Find how many lines of the listing below include the word "μbar", then report the number by itself.

### Dataset records
━━━━━━━━━━━━━━━━

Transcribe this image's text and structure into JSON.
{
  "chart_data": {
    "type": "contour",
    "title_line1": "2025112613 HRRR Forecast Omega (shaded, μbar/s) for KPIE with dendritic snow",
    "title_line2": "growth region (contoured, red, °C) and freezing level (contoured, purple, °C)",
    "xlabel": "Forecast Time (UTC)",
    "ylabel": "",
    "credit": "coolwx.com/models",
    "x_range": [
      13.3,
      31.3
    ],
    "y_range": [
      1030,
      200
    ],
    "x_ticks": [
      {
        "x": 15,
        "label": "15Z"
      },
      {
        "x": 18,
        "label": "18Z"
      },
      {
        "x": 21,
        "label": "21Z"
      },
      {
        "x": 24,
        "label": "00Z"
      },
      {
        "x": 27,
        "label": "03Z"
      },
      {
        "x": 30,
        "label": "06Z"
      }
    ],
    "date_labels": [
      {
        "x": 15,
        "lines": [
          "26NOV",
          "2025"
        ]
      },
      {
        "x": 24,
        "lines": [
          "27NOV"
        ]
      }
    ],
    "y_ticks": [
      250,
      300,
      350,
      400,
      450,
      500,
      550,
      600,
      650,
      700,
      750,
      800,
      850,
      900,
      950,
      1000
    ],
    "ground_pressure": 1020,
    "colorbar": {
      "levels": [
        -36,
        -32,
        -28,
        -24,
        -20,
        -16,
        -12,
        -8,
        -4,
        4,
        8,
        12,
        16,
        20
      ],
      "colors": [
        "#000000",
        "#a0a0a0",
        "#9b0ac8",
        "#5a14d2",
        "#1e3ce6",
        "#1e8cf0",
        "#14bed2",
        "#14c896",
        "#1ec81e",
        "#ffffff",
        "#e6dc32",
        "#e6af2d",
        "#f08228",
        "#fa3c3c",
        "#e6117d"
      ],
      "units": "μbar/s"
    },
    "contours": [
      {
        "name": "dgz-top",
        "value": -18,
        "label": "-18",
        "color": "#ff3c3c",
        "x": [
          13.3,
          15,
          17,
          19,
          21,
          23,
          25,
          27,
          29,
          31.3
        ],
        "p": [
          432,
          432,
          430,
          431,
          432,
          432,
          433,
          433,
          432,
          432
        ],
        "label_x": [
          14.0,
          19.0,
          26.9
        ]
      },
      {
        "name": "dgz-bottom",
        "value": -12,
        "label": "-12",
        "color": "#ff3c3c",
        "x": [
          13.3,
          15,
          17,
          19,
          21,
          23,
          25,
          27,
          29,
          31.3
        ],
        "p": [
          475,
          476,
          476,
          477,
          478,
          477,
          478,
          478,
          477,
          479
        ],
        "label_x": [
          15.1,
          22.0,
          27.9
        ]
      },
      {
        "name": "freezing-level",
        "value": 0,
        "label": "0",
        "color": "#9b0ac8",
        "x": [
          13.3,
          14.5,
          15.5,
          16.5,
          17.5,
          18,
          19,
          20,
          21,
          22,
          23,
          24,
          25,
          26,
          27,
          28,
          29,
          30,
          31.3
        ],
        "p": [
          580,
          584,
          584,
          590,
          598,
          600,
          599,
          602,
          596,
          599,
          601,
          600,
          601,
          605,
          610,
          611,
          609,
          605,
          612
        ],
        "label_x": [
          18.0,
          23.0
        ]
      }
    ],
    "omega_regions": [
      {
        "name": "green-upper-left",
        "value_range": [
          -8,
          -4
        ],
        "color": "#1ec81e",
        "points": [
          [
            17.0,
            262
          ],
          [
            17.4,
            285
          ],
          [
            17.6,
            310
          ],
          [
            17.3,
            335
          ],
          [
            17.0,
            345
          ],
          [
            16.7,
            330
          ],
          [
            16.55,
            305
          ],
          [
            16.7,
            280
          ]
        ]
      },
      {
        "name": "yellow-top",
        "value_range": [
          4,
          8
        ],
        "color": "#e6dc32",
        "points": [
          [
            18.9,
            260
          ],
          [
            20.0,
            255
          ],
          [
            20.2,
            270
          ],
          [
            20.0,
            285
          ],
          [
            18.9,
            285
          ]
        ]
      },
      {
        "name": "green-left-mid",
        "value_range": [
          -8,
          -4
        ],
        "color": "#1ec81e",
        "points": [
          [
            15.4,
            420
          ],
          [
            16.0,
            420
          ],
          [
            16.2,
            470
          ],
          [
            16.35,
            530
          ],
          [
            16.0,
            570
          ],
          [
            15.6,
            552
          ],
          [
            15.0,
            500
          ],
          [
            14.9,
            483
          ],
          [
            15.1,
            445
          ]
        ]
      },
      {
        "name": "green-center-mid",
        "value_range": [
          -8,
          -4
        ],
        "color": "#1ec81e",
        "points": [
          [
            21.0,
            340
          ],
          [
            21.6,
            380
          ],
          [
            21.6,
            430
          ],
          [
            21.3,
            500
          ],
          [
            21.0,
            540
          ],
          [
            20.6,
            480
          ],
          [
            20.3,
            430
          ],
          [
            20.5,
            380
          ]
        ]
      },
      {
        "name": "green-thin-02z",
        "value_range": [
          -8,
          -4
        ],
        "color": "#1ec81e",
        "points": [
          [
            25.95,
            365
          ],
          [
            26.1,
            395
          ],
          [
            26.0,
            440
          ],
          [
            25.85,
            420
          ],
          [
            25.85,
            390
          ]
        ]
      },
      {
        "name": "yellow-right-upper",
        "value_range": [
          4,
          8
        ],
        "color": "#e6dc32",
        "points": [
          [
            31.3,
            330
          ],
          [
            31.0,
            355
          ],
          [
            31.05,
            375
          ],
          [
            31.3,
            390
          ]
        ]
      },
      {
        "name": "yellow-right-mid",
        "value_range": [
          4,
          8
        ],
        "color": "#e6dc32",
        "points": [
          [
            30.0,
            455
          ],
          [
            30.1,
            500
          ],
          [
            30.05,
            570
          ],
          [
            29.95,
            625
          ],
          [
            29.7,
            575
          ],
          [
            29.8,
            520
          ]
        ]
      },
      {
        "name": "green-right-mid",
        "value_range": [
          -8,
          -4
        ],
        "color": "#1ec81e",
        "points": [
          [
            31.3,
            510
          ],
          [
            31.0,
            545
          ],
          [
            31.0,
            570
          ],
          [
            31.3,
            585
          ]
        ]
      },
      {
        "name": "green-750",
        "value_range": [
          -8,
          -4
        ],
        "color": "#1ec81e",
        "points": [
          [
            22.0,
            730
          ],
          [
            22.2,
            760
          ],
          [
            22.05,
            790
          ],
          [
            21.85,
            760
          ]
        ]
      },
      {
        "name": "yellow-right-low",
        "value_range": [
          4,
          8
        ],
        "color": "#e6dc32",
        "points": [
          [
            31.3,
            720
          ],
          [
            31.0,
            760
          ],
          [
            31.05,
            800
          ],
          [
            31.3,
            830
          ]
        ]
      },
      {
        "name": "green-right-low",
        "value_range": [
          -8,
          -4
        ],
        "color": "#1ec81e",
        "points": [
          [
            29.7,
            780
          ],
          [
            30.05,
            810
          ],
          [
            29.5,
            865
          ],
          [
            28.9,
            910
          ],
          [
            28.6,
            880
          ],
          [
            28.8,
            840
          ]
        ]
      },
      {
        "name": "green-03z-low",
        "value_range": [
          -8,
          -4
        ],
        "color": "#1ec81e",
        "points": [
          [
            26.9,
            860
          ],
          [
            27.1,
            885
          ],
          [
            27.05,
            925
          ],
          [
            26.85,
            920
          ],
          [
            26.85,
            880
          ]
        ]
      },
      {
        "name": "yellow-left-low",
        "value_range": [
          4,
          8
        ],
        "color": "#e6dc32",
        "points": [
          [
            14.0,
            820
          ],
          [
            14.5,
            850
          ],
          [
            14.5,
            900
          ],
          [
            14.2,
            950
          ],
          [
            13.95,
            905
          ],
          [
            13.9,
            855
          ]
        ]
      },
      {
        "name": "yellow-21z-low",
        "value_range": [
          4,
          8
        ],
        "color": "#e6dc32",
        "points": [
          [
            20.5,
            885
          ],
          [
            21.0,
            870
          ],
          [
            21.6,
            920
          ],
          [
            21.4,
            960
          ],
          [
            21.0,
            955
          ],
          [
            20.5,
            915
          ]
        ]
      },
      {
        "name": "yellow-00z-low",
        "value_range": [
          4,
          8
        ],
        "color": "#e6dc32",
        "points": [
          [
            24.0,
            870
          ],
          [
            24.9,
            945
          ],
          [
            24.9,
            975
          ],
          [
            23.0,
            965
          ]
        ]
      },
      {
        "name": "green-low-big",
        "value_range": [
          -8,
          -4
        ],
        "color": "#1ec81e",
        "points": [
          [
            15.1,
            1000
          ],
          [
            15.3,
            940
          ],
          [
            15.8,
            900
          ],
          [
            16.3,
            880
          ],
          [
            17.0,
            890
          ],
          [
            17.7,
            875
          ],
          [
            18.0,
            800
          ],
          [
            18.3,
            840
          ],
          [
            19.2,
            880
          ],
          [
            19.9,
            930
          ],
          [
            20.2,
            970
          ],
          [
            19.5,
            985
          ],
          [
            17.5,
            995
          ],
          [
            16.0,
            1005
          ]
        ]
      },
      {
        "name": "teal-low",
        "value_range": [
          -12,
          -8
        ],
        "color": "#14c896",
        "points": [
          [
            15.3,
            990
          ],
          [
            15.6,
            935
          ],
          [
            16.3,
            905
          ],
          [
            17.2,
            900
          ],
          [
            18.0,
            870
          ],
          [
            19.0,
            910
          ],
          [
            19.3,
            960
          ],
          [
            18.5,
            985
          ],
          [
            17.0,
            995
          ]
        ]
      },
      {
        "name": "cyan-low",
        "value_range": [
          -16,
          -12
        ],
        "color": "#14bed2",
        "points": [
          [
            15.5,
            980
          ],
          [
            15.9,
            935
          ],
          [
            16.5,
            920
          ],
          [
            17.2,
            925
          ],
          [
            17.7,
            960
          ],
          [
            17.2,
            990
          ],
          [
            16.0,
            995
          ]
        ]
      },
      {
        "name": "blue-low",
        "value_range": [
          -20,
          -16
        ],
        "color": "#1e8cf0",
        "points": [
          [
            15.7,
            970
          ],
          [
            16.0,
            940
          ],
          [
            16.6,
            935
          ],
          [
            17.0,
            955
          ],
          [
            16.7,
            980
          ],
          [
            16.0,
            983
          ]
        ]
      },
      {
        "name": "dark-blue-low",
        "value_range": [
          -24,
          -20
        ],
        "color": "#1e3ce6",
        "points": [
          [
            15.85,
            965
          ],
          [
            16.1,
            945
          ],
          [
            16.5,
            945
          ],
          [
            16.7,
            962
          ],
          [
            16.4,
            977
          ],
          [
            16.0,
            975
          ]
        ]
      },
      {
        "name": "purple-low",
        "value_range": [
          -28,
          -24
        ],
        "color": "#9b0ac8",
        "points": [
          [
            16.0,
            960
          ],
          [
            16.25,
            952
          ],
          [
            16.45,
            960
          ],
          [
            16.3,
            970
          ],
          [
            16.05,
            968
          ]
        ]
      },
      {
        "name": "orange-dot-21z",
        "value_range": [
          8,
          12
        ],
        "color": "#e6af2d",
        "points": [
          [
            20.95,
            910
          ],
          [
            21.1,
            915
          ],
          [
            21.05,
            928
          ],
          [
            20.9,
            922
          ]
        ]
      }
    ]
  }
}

━━━━━━━━━━━━━━━━

### Response
2